:: WHAT YOU WILL DO ::
Extract the listing in its entirety, keeping each line identical to the original.

:: LISTED RECORDS ::

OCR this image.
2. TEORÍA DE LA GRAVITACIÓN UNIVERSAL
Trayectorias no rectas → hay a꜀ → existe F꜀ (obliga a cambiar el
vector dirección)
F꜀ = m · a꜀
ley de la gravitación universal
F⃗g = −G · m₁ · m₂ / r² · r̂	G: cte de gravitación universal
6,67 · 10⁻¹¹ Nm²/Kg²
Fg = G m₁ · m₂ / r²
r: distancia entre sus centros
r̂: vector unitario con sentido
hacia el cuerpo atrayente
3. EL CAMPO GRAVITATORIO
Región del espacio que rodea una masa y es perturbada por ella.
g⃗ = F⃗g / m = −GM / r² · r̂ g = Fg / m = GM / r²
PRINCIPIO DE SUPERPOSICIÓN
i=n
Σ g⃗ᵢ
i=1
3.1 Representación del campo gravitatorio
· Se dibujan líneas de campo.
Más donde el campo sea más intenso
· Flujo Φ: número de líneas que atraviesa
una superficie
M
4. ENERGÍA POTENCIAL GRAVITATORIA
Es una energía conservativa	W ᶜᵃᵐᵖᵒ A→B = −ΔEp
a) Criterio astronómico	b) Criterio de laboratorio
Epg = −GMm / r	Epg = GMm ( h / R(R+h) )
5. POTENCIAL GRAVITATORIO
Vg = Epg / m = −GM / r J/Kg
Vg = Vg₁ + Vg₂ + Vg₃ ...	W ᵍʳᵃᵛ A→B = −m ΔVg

:: TASK SOLUTION ::
OCR this image.
2. TEORÍA DE LA GRAVITACIÓN UNIVERSAL
Trayectorias no rectas → hay a꜀ → existe F꜀ (obliga a cambiar el
vector dirección)
F꜀ = m · a꜀
ley de la gravitación universal
F⃗g = −G · m₁ · m₂ / r² · r̂	G: cte de gravitación universal
6,67 · 10⁻¹¹ Nm²/Kg²
Fg = G m₁ · m₂ / r²
r: distancia entre sus centros
r̂: vector unitario con sentido
hacia el cuerpo atrayente
3. EL CAMPO GRAVITATORIO
Región del espacio que rodea una masa y es perturbada por ella.
g⃗ = F⃗g / m = −GM / r² · r̂ g = Fg / m = GM / r²
PRINCIPIO DE SUPERPOSICIÓN
i=n
Σ g⃗ᵢ
i=1
3.1 Representación del campo gravitatorio
· Se dibujan líneas de campo.
Más donde el campo sea más intenso
· Flujo Φ: número de líneas que atraviesa
una superficie
M
4. ENERGÍA POTENCIAL GRAVITATORIA
Es una energía conservativa	W ᶜᵃᵐᵖᵒ A→B = −ΔEp
a) Criterio astronómico	b) Criterio de laboratorio
Epg = −GMm / r	Epg = GMm ( h / R(R+h) )
5. POTENCIAL GRAVITATORIO
Vg = Epg / m = −GM / r J/Kg
Vg = Vg₁ + Vg₂ + Vg₃ ...	W ᵍʳᵃᵛ A→B = −m ΔVg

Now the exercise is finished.